From the entries below, please gather each line containing the string "time".

(EXTRACTED MATERIAL)
^^^^^^^^

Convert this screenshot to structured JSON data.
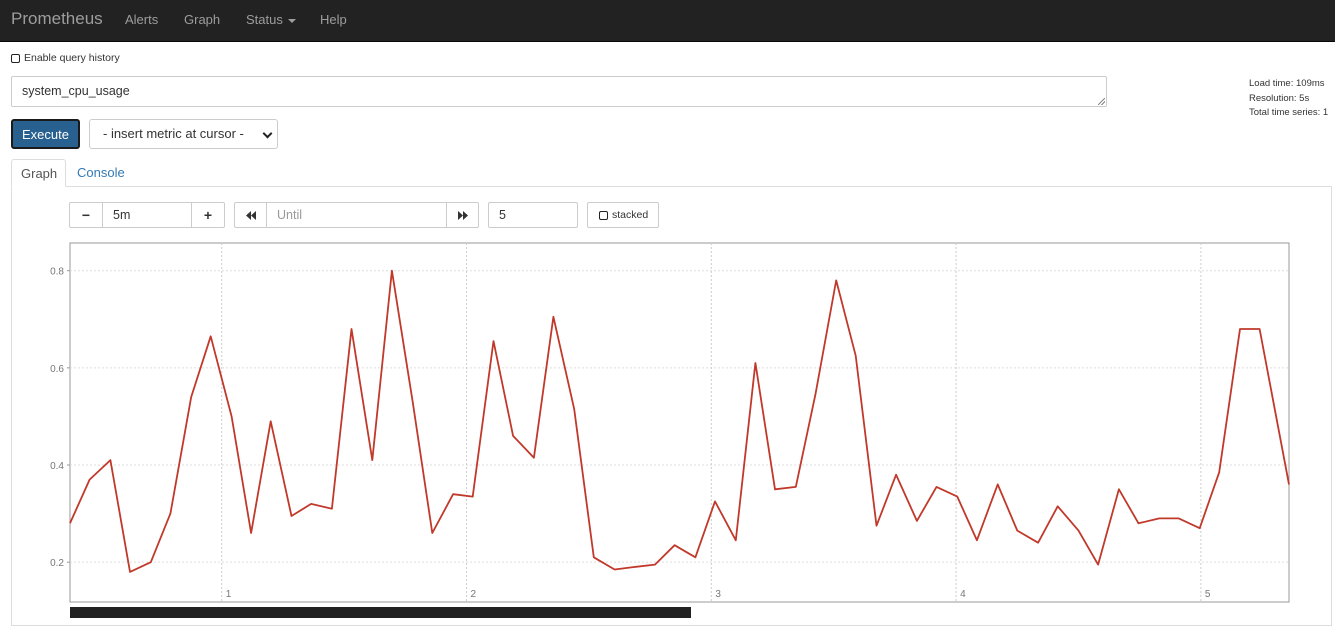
{
  "nav": {
    "brand": "Prometheus",
    "alerts": "Alerts",
    "graph": "Graph",
    "status": "Status",
    "help": "Help"
  },
  "query_history": {
    "label": "Enable query history",
    "checked": false
  },
  "expression": {
    "value": "system_cpu_usage"
  },
  "stats": {
    "load_time": "Load time: 109ms",
    "resolution": "Resolution: 5s",
    "total_series": "Total time series: 1"
  },
  "execute": {
    "label": "Execute"
  },
  "metric_select": {
    "selected": "- insert metric at cursor -"
  },
  "tabs": {
    "graph": "Graph",
    "console": "Console",
    "active": "Graph"
  },
  "controls": {
    "minus": "−",
    "plus": "+",
    "range": "5m",
    "until_placeholder": "Until",
    "resolution": "5",
    "stacked_label": "stacked"
  },
  "colors": {
    "navbar": "#222222",
    "execute": "#286090",
    "series": "#c0392b",
    "link": "#337ab7"
  },
  "chart_data": {
    "type": "line",
    "xlim": [
      0.38,
      5.36
    ],
    "ylim": [
      0.118,
      0.857
    ],
    "x_ticks": [
      "1",
      "2",
      "3",
      "4",
      "5"
    ],
    "y_ticks": [
      "0.2",
      "0.4",
      "0.6",
      "0.8"
    ],
    "grid": true,
    "series": [
      {
        "color": "#c0392b",
        "points": [
          [
            0.38,
            0.28
          ],
          [
            0.46,
            0.37
          ],
          [
            0.545,
            0.41
          ],
          [
            0.625,
            0.18
          ],
          [
            0.71,
            0.2
          ],
          [
            0.79,
            0.3
          ],
          [
            0.875,
            0.54
          ],
          [
            0.955,
            0.665
          ],
          [
            1.04,
            0.5
          ],
          [
            1.12,
            0.26
          ],
          [
            1.2,
            0.49
          ],
          [
            1.285,
            0.295
          ],
          [
            1.365,
            0.32
          ],
          [
            1.45,
            0.31
          ],
          [
            1.53,
            0.68
          ],
          [
            1.615,
            0.41
          ],
          [
            1.695,
            0.8
          ],
          [
            1.78,
            0.53
          ],
          [
            1.86,
            0.26
          ],
          [
            1.945,
            0.34
          ],
          [
            2.025,
            0.335
          ],
          [
            2.11,
            0.655
          ],
          [
            2.19,
            0.46
          ],
          [
            2.275,
            0.415
          ],
          [
            2.355,
            0.705
          ],
          [
            2.44,
            0.515
          ],
          [
            2.52,
            0.21
          ],
          [
            2.605,
            0.185
          ],
          [
            2.685,
            0.19
          ],
          [
            2.77,
            0.195
          ],
          [
            2.85,
            0.235
          ],
          [
            2.935,
            0.21
          ],
          [
            3.015,
            0.325
          ],
          [
            3.1,
            0.245
          ],
          [
            3.18,
            0.61
          ],
          [
            3.26,
            0.35
          ],
          [
            3.345,
            0.355
          ],
          [
            3.425,
            0.545
          ],
          [
            3.51,
            0.78
          ],
          [
            3.59,
            0.625
          ],
          [
            3.675,
            0.275
          ],
          [
            3.755,
            0.38
          ],
          [
            3.84,
            0.285
          ],
          [
            3.92,
            0.355
          ],
          [
            4.005,
            0.335
          ],
          [
            4.085,
            0.245
          ],
          [
            4.17,
            0.36
          ],
          [
            4.25,
            0.265
          ],
          [
            4.335,
            0.24
          ],
          [
            4.415,
            0.315
          ],
          [
            4.5,
            0.265
          ],
          [
            4.58,
            0.195
          ],
          [
            4.665,
            0.35
          ],
          [
            4.745,
            0.28
          ],
          [
            4.83,
            0.29
          ],
          [
            4.91,
            0.29
          ],
          [
            4.995,
            0.27
          ],
          [
            5.075,
            0.385
          ],
          [
            5.16,
            0.68
          ],
          [
            5.24,
            0.68
          ],
          [
            5.36,
            0.36
          ]
        ]
      }
    ]
  }
}
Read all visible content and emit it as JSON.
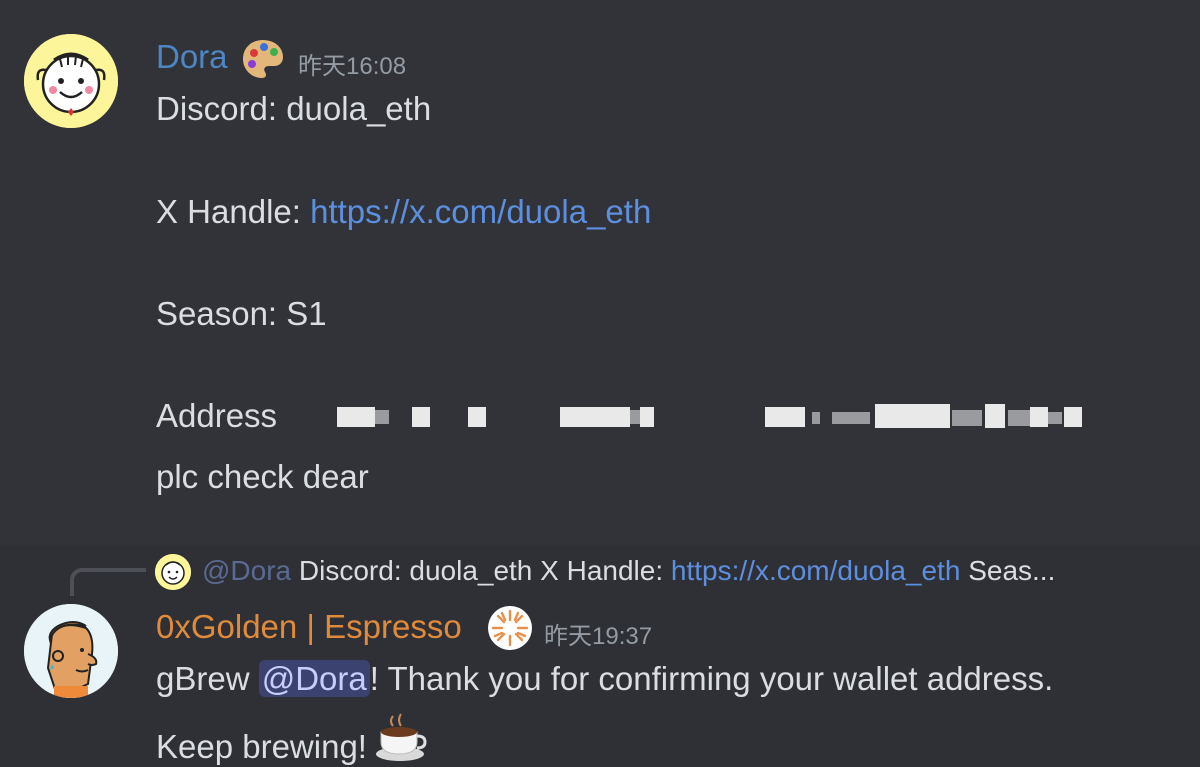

^^^^^^^^

(EXERCISE ANSWER)
    "load_time": "Load time: 109ms",
    "total_series": "Total time series: 1"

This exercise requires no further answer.